Data for processing.
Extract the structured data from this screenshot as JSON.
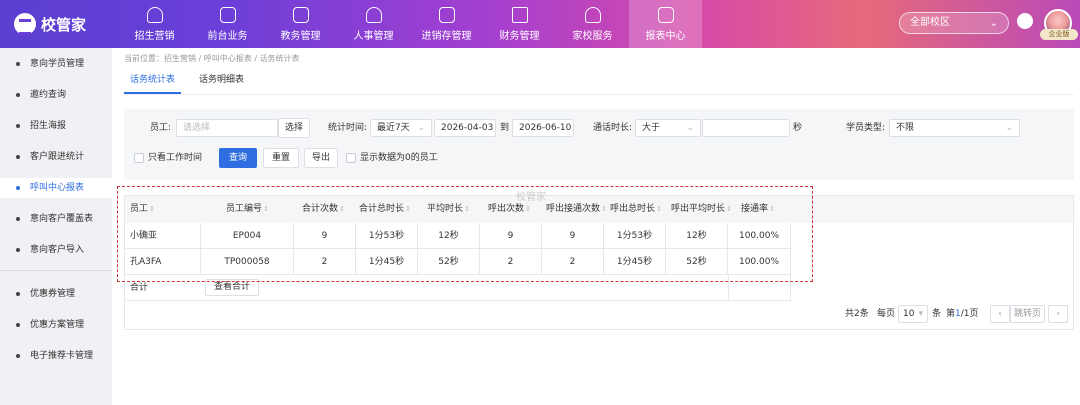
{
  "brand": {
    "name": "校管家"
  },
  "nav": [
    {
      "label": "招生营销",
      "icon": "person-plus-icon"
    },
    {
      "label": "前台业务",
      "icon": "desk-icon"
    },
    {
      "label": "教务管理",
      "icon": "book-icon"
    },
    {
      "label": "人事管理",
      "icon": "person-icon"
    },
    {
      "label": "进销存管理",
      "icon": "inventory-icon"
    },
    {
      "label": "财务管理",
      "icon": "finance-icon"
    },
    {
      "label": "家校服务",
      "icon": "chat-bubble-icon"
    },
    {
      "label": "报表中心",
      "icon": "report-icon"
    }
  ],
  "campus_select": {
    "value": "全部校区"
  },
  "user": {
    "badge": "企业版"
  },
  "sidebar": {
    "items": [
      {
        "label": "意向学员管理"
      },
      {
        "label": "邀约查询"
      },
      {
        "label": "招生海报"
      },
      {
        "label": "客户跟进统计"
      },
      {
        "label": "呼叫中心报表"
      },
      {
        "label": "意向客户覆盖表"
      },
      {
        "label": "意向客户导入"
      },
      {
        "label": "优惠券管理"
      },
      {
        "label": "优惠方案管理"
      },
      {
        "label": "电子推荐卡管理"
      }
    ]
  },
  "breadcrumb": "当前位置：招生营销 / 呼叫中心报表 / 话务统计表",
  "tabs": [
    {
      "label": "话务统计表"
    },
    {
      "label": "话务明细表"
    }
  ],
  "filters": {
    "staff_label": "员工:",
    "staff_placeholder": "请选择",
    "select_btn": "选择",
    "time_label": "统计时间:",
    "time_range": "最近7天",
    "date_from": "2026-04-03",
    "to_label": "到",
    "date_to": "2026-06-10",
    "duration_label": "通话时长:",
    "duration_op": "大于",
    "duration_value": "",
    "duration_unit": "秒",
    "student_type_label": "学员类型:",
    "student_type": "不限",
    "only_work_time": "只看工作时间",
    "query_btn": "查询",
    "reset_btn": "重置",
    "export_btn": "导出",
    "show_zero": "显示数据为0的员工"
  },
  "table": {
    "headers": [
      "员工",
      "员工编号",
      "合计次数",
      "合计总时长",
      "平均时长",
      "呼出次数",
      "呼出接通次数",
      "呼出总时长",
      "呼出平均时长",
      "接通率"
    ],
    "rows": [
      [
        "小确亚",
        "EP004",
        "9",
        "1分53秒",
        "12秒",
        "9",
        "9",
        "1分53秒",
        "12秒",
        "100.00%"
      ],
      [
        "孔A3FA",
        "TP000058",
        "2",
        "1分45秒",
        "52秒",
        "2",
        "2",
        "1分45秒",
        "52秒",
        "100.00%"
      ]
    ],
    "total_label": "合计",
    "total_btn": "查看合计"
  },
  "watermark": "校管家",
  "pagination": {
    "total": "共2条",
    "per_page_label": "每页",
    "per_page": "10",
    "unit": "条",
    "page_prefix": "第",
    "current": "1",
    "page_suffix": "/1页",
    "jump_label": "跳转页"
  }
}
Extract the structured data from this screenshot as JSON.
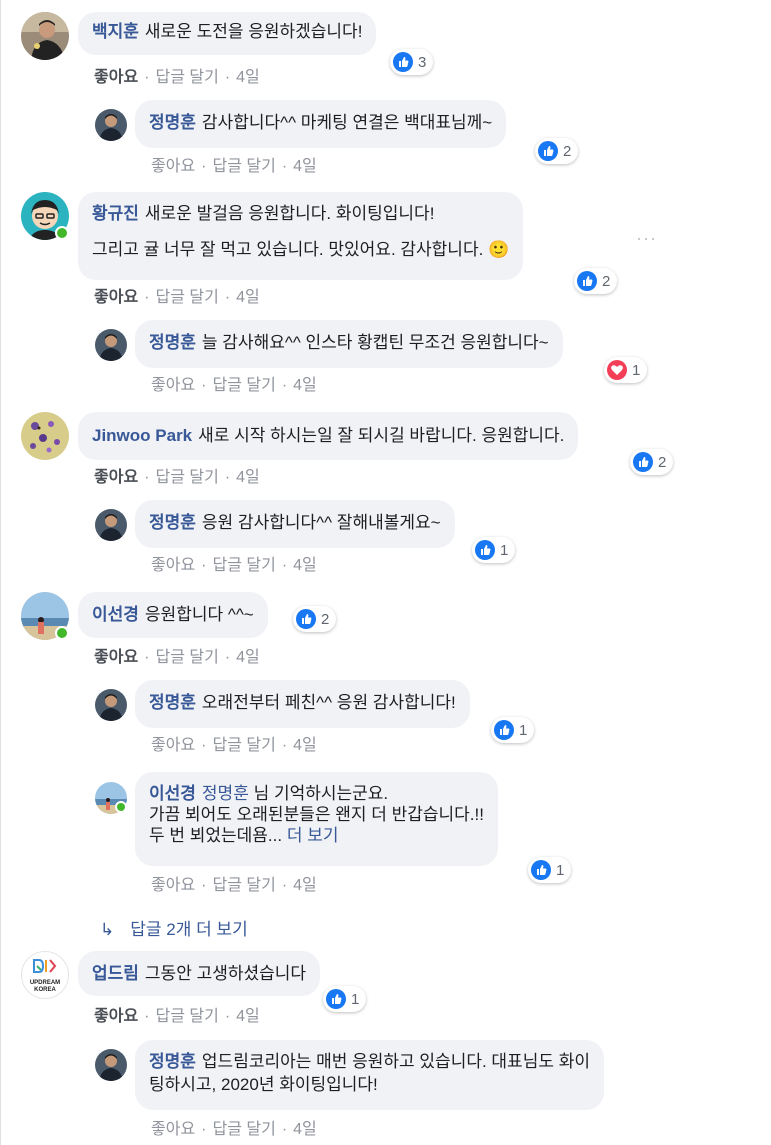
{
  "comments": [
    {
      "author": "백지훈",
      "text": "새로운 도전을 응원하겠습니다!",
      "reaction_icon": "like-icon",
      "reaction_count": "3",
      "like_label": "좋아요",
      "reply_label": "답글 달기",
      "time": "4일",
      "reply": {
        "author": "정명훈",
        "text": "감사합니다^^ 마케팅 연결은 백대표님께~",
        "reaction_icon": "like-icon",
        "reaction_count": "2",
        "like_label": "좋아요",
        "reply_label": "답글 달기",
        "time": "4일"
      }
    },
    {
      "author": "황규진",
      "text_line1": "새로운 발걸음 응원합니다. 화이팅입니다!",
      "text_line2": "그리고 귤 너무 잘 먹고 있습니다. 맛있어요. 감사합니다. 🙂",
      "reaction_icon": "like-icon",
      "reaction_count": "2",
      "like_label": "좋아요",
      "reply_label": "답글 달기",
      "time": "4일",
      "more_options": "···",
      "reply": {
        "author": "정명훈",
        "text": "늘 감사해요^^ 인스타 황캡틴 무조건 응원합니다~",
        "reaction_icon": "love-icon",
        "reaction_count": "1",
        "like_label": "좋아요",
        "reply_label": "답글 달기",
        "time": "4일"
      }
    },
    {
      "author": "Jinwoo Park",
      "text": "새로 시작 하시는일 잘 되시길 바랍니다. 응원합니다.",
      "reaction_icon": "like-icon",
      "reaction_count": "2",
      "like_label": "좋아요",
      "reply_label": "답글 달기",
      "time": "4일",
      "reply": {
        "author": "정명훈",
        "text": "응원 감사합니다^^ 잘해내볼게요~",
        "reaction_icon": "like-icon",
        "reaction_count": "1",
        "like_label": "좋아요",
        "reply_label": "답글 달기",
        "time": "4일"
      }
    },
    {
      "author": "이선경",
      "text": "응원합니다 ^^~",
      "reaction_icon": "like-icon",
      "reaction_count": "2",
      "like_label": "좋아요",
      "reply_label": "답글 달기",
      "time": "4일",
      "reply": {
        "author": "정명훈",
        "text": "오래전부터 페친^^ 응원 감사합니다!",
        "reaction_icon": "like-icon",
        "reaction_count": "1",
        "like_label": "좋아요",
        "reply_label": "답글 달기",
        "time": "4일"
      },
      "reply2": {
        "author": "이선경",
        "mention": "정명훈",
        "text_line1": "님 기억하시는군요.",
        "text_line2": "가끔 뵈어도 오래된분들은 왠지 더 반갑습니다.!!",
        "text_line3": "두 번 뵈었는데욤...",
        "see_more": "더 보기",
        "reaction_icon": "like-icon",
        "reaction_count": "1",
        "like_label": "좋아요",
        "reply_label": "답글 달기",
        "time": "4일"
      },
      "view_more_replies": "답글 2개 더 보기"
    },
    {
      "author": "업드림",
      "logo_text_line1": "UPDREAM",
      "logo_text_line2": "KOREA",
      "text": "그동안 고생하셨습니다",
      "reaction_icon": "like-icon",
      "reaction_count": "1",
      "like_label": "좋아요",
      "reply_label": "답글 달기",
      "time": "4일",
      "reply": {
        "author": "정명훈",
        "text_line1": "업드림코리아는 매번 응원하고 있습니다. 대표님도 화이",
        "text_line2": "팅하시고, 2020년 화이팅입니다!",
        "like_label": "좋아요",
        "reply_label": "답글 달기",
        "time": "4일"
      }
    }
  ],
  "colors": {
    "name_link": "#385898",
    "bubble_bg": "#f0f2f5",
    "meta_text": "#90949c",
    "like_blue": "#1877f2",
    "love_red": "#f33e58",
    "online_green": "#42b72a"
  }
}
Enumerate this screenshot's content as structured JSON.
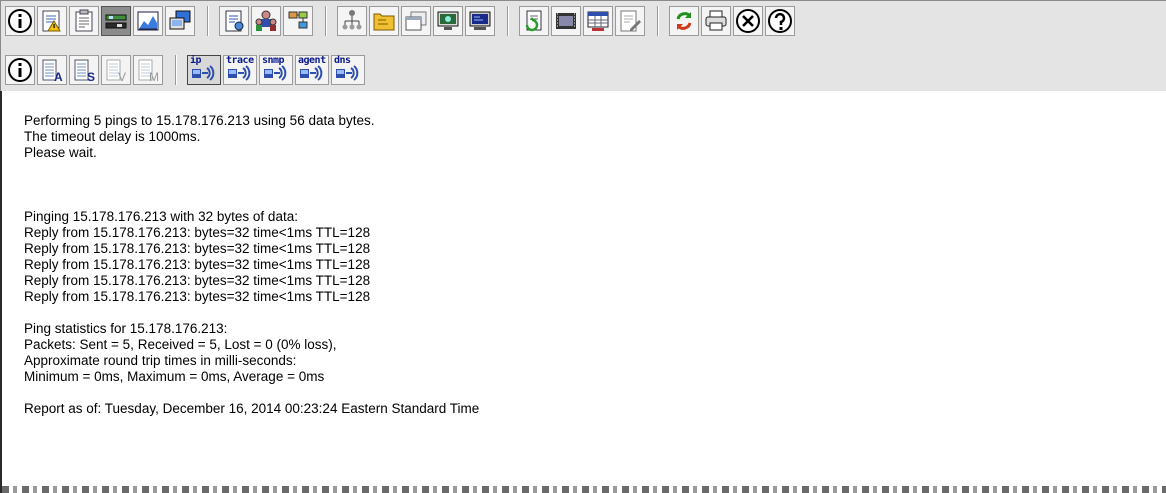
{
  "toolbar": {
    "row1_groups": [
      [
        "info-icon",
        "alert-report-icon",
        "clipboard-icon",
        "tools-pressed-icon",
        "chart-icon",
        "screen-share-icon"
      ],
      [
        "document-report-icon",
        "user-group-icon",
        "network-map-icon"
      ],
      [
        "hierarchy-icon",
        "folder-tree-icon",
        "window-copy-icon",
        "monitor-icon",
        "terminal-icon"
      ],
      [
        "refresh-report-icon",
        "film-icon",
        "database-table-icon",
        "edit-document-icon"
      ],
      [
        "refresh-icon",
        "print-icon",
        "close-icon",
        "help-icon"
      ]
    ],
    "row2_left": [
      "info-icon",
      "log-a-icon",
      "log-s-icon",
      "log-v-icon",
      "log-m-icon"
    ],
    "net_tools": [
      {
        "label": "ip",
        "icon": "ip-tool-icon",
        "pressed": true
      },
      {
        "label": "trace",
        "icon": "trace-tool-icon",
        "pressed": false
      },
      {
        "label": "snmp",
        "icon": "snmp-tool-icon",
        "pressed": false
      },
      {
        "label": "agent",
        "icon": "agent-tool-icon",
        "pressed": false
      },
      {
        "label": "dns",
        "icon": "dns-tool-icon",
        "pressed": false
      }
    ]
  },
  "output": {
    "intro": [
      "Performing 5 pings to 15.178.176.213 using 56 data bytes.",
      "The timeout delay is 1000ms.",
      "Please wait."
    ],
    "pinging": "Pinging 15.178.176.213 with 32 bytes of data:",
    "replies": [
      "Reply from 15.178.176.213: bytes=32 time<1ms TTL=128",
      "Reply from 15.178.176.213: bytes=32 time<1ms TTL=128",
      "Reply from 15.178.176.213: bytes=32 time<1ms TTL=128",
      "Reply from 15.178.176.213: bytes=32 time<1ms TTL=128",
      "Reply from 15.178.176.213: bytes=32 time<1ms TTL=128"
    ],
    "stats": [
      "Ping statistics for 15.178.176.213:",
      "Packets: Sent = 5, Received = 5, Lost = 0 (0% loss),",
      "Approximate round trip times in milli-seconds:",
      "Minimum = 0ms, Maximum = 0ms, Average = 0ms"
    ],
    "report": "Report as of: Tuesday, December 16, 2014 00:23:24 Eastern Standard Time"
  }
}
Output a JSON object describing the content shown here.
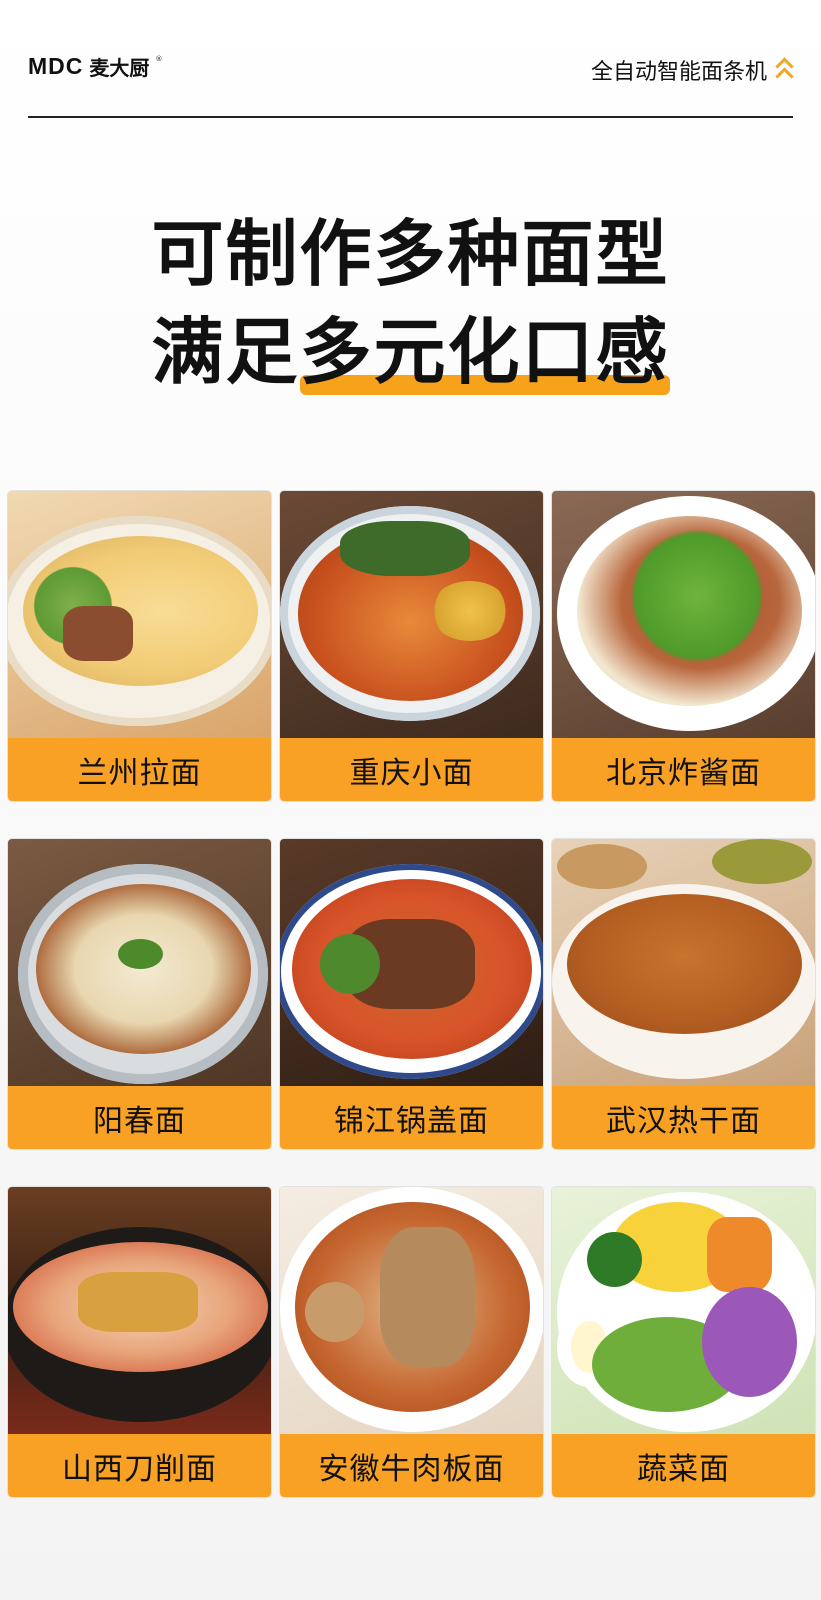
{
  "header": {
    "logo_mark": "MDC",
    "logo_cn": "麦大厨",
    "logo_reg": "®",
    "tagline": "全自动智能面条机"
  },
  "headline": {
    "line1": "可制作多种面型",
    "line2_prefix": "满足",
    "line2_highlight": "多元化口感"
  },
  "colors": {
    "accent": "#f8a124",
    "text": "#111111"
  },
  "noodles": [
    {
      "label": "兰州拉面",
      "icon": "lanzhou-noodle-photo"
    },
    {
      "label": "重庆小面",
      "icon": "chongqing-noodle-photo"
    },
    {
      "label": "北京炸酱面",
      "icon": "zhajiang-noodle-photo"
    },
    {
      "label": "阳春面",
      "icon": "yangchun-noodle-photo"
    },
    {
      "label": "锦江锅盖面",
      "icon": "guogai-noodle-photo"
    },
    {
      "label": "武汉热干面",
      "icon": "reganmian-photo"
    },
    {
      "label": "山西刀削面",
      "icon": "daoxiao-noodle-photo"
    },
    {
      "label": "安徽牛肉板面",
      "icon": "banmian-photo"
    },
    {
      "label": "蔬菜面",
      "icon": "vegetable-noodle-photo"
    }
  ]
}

Given task.
Check all the records above and select each line where the string "있습니다" is found.

The output.
      "text_line2": "그리고 귤 너무 잘 먹고 있습니다. 맛있어요. 감사합니다. 🙂",
        "text_line1": "업드림코리아는 매번 응원하고 있습니다. 대표님도 화이",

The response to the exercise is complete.